EXCERPTED RECORDS →
★ ★ ★ ★

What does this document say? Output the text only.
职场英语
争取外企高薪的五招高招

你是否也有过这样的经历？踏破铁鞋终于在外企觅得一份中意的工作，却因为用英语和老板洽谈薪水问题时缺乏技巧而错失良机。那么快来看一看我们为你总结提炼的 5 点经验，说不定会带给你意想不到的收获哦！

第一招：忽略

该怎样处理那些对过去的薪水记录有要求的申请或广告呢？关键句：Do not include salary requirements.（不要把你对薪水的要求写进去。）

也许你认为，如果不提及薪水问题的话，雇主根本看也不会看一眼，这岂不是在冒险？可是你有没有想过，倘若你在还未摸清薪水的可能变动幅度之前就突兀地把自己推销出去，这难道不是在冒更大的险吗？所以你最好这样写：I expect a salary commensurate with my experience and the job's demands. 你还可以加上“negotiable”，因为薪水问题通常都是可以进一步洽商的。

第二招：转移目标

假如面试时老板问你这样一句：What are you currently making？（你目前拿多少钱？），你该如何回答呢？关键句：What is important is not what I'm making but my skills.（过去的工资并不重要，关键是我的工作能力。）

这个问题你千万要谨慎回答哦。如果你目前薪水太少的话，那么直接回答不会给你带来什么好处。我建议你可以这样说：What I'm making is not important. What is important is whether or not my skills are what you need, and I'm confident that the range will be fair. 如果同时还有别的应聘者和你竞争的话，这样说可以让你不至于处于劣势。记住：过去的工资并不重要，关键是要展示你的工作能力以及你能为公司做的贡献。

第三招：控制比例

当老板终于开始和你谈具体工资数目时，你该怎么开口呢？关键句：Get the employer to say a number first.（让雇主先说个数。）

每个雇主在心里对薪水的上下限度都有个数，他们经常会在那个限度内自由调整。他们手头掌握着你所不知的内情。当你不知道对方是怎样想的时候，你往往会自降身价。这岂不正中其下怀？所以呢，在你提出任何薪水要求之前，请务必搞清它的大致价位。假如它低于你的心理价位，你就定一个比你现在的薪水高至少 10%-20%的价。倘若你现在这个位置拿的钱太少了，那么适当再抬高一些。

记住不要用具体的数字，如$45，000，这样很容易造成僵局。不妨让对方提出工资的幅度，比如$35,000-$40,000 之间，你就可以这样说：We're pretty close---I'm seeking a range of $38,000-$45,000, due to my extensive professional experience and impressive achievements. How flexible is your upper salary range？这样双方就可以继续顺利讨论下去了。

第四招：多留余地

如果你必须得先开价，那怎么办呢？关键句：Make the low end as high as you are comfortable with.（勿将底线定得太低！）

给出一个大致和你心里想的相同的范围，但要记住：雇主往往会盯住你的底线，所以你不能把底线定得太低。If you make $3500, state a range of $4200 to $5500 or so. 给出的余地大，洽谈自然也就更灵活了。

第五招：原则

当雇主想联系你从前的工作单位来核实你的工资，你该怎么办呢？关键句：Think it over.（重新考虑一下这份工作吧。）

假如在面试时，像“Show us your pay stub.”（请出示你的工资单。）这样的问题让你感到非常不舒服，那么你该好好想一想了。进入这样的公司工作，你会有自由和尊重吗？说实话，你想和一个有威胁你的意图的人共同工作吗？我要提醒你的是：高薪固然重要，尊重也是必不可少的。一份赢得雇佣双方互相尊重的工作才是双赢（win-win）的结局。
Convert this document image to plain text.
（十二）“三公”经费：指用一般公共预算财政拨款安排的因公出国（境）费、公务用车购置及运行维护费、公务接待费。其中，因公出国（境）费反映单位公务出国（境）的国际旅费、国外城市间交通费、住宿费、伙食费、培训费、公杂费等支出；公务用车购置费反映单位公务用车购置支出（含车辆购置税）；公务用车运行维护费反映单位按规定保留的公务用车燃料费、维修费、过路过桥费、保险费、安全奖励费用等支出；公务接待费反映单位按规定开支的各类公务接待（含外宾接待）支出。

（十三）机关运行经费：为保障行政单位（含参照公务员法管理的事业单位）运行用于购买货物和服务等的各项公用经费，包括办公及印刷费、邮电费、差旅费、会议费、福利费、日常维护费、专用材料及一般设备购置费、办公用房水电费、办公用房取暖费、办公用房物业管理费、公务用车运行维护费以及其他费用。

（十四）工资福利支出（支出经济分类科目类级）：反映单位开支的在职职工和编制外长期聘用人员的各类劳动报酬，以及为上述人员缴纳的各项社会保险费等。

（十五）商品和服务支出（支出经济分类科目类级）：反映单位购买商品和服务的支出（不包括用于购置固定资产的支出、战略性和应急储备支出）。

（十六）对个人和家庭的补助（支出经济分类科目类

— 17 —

★ ★ ★ ★

EXERCISE TASK →
Tally the lines of the preceding listing in which the word "this" appears; state nothing but the total.

EXERCISE ANSWER →
2